[Start of section]

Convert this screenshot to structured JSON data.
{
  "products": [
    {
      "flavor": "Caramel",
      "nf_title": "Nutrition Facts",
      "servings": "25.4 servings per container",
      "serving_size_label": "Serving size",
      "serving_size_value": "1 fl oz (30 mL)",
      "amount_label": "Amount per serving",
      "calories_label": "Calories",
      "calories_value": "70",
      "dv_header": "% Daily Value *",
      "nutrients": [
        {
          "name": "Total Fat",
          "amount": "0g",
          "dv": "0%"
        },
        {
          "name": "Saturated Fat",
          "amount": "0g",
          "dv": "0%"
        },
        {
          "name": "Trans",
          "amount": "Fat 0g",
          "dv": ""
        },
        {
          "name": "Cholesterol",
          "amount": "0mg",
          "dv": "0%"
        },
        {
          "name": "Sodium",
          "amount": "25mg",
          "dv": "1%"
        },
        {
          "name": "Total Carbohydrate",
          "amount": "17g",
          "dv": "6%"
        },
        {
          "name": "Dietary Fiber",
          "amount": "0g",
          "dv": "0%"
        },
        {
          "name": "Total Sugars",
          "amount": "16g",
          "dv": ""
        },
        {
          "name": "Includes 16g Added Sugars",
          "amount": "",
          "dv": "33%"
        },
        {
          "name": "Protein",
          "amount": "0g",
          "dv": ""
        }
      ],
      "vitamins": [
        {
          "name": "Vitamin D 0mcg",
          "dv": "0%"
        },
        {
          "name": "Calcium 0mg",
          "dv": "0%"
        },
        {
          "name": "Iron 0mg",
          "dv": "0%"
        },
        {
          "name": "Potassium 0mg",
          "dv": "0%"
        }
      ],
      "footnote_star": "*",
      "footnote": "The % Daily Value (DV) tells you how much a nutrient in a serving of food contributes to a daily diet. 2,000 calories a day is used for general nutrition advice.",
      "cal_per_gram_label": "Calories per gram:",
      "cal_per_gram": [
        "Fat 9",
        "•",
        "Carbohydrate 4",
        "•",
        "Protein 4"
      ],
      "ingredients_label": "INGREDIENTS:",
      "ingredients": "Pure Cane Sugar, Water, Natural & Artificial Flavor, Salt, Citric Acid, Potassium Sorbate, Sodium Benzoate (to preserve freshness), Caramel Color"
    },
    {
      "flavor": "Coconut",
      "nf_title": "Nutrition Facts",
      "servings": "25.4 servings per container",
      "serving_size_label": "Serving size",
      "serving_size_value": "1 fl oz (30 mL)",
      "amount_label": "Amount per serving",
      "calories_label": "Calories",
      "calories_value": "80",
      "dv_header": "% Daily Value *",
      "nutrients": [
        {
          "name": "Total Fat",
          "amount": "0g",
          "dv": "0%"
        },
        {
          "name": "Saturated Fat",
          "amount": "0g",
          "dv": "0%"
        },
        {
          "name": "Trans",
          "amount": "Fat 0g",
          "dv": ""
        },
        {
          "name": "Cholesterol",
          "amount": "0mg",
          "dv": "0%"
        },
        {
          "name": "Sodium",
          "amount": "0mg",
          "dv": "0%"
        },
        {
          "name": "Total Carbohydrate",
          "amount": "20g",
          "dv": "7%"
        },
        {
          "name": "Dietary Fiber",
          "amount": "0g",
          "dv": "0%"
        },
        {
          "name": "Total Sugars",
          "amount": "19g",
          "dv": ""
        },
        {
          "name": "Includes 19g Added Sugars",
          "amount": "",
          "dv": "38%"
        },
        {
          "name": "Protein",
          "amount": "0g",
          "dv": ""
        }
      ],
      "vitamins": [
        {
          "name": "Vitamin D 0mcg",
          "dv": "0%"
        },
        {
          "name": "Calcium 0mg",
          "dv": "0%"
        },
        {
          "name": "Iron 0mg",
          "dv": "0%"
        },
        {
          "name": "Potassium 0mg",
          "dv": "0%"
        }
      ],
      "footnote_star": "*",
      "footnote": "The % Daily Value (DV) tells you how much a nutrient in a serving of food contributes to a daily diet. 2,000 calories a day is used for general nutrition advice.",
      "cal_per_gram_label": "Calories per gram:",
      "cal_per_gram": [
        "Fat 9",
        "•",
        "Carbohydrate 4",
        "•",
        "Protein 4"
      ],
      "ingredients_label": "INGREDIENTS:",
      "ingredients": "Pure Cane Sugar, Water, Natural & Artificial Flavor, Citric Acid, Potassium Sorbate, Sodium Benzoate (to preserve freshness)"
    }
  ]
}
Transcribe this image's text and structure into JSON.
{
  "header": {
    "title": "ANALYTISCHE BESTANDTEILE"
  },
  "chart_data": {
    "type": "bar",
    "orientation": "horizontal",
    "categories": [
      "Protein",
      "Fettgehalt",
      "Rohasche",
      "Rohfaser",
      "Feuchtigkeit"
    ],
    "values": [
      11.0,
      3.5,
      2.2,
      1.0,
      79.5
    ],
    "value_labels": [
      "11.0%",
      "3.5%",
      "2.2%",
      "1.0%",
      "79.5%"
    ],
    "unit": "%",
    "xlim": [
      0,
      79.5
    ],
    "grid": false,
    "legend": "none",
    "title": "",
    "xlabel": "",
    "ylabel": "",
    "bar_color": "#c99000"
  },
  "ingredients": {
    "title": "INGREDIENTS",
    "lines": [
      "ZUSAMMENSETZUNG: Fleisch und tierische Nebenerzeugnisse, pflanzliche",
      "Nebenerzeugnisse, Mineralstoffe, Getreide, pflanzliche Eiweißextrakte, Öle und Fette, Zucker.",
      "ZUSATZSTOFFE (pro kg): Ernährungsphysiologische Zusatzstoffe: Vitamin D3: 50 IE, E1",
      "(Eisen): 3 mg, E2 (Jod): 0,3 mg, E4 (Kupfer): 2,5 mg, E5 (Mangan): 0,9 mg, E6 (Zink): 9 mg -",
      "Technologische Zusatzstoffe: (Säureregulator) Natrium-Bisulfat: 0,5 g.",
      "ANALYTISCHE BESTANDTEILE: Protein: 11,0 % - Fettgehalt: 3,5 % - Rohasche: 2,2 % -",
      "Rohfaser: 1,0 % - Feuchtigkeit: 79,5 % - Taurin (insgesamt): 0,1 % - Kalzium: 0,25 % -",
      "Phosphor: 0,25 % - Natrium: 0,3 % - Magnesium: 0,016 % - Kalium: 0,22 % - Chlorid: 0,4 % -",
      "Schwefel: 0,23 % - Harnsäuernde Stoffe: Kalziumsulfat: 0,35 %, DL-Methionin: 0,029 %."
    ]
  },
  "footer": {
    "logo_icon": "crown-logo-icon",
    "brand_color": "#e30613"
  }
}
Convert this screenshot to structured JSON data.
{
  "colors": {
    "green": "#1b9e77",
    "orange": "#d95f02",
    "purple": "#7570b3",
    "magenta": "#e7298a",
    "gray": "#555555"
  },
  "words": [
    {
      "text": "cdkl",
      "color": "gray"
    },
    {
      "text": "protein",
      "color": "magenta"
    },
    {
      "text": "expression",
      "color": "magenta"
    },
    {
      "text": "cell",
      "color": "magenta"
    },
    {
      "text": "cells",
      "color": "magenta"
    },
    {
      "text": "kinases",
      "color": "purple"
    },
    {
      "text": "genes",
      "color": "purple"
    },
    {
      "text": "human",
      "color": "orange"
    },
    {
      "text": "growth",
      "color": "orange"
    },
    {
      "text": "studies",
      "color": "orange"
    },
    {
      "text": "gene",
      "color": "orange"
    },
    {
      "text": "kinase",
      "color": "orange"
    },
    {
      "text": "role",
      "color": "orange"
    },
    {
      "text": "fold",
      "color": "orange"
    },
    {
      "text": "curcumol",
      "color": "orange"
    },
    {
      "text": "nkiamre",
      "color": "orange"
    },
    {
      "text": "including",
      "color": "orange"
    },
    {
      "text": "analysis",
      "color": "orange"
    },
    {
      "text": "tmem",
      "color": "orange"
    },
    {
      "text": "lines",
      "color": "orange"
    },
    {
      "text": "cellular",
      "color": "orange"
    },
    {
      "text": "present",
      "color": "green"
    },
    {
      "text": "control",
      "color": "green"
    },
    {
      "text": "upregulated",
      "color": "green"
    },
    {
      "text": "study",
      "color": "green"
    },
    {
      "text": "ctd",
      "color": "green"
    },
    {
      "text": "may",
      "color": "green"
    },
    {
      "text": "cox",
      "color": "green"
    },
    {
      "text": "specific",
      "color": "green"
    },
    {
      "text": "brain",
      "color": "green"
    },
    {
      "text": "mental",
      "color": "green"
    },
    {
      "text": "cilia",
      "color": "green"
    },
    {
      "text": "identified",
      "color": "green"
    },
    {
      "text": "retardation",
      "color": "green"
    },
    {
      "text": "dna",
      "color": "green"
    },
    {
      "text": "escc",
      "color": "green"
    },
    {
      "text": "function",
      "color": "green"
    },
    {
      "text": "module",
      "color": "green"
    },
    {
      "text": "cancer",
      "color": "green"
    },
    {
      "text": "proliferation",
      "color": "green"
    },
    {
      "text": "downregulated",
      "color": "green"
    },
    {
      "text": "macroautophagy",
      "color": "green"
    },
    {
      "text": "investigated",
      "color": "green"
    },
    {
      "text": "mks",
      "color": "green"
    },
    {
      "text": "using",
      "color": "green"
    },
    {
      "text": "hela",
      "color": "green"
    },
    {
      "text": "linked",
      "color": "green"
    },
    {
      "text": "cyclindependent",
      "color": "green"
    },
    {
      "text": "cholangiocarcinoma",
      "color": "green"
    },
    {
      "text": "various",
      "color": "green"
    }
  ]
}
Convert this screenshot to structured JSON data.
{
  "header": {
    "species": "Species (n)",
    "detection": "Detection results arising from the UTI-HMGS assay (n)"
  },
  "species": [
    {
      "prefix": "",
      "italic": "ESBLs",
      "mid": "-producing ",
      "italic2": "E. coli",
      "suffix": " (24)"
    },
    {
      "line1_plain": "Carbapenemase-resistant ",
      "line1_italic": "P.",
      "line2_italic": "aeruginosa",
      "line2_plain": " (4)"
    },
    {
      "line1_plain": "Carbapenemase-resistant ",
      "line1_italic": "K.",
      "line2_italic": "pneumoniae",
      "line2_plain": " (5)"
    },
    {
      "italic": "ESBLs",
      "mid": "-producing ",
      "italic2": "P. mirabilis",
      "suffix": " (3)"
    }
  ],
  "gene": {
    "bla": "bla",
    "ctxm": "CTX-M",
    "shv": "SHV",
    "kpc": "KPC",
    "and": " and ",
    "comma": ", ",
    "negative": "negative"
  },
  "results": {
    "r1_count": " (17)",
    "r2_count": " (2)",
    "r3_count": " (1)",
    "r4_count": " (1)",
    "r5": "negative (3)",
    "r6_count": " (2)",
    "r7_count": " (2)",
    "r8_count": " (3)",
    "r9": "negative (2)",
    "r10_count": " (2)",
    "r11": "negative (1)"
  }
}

[End of section]

▶ EXERCISE REQUIREMENTS: Scan the material and collect every line that contains "results".

▶ REPLY:
    "detection": "Detection results arising from the UTI-HMGS assay (n)"
  "results": {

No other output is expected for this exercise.